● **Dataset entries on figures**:
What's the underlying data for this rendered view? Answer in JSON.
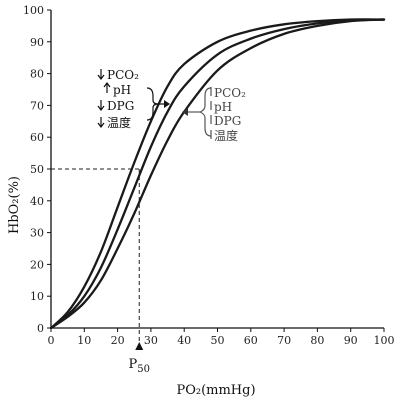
{
  "chart_data": {
    "type": "line",
    "xlabel": "PO₂(mmHg)",
    "ylabel": "HbO₂(%)",
    "xlim": [
      0,
      100
    ],
    "ylim": [
      0,
      100
    ],
    "xticks": [
      0,
      10,
      20,
      30,
      40,
      50,
      60,
      70,
      80,
      90,
      100
    ],
    "yticks": [
      0,
      10,
      20,
      30,
      40,
      50,
      60,
      70,
      80,
      90,
      100
    ],
    "grid": false,
    "series": [
      {
        "x": [
          0,
          5,
          10,
          15,
          20,
          25,
          30,
          35,
          40,
          50,
          60,
          70,
          80,
          90,
          100
        ],
        "values": [
          0,
          5,
          13,
          24,
          38,
          52,
          65,
          76,
          83,
          90,
          93.5,
          95.5,
          96.5,
          97,
          97
        ]
      },
      {
        "x": [
          0,
          5,
          10,
          15,
          20,
          25,
          30,
          35,
          40,
          50,
          60,
          70,
          80,
          90,
          100
        ],
        "values": [
          0,
          4,
          10,
          19,
          31,
          44,
          57,
          68,
          76,
          86,
          91,
          94,
          95.8,
          96.8,
          97
        ]
      },
      {
        "x": [
          0,
          5,
          10,
          15,
          20,
          25,
          30,
          35,
          40,
          50,
          60,
          70,
          80,
          90,
          100
        ],
        "values": [
          0,
          3.5,
          8,
          15,
          25,
          36,
          48,
          59,
          68,
          81,
          88,
          92.5,
          95,
          96.5,
          97
        ]
      }
    ],
    "reference": {
      "p50_x": 26.5,
      "p50_y": 50,
      "label_main": "P",
      "label_sub": "50"
    },
    "annotations": {
      "left": [
        "PCO₂",
        "pH",
        "DPG",
        "温度"
      ],
      "right": [
        "PCO₂",
        "pH",
        "DPG",
        "温度"
      ]
    }
  }
}
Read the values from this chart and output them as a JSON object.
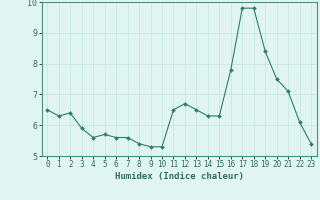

● **Stated problem**:
In your copy, repeat each record exactly and include no pictures.

● **Answer to this problem**:
What's the underlying data for this rendered view? Answer in JSON.
{
  "chart_data": {
    "type": "line",
    "xlabel": "PO₂(mmHg)",
    "ylabel": "HbO₂(%)",
    "xlim": [
      0,
      100
    ],
    "ylim": [
      0,
      100
    ],
    "xticks": [
      0,
      10,
      20,
      30,
      40,
      50,
      60,
      70,
      80,
      90,
      100
    ],
    "yticks": [
      0,
      10,
      20,
      30,
      40,
      50,
      60,
      70,
      80,
      90,
      100
    ],
    "grid": false,
    "series": [
      {
        "x": [
          0,
          5,
          10,
          15,
          20,
          25,
          30,
          35,
          40,
          50,
          60,
          70,
          80,
          90,
          100
        ],
        "values": [
          0,
          5,
          13,
          24,
          38,
          52,
          65,
          76,
          83,
          90,
          93.5,
          95.5,
          96.5,
          97,
          97
        ]
      },
      {
        "x": [
          0,
          5,
          10,
          15,
          20,
          25,
          30,
          35,
          40,
          50,
          60,
          70,
          80,
          90,
          100
        ],
        "values": [
          0,
          4,
          10,
          19,
          31,
          44,
          57,
          68,
          76,
          86,
          91,
          94,
          95.8,
          96.8,
          97
        ]
      },
      {
        "x": [
          0,
          5,
          10,
          15,
          20,
          25,
          30,
          35,
          40,
          50,
          60,
          70,
          80,
          90,
          100
        ],
        "values": [
          0,
          3.5,
          8,
          15,
          25,
          36,
          48,
          59,
          68,
          81,
          88,
          92.5,
          95,
          96.5,
          97
        ]
      }
    ],
    "reference": {
      "p50_x": 26.5,
      "p50_y": 50,
      "label_main": "P",
      "label_sub": "50"
    },
    "annotations": {
      "left": [
        "PCO₂",
        "pH",
        "DPG",
        "温度"
      ],
      "right": [
        "PCO₂",
        "pH",
        "DPG",
        "温度"
      ]
    }
  }
}
Read the values from this chart and output them as a JSON object.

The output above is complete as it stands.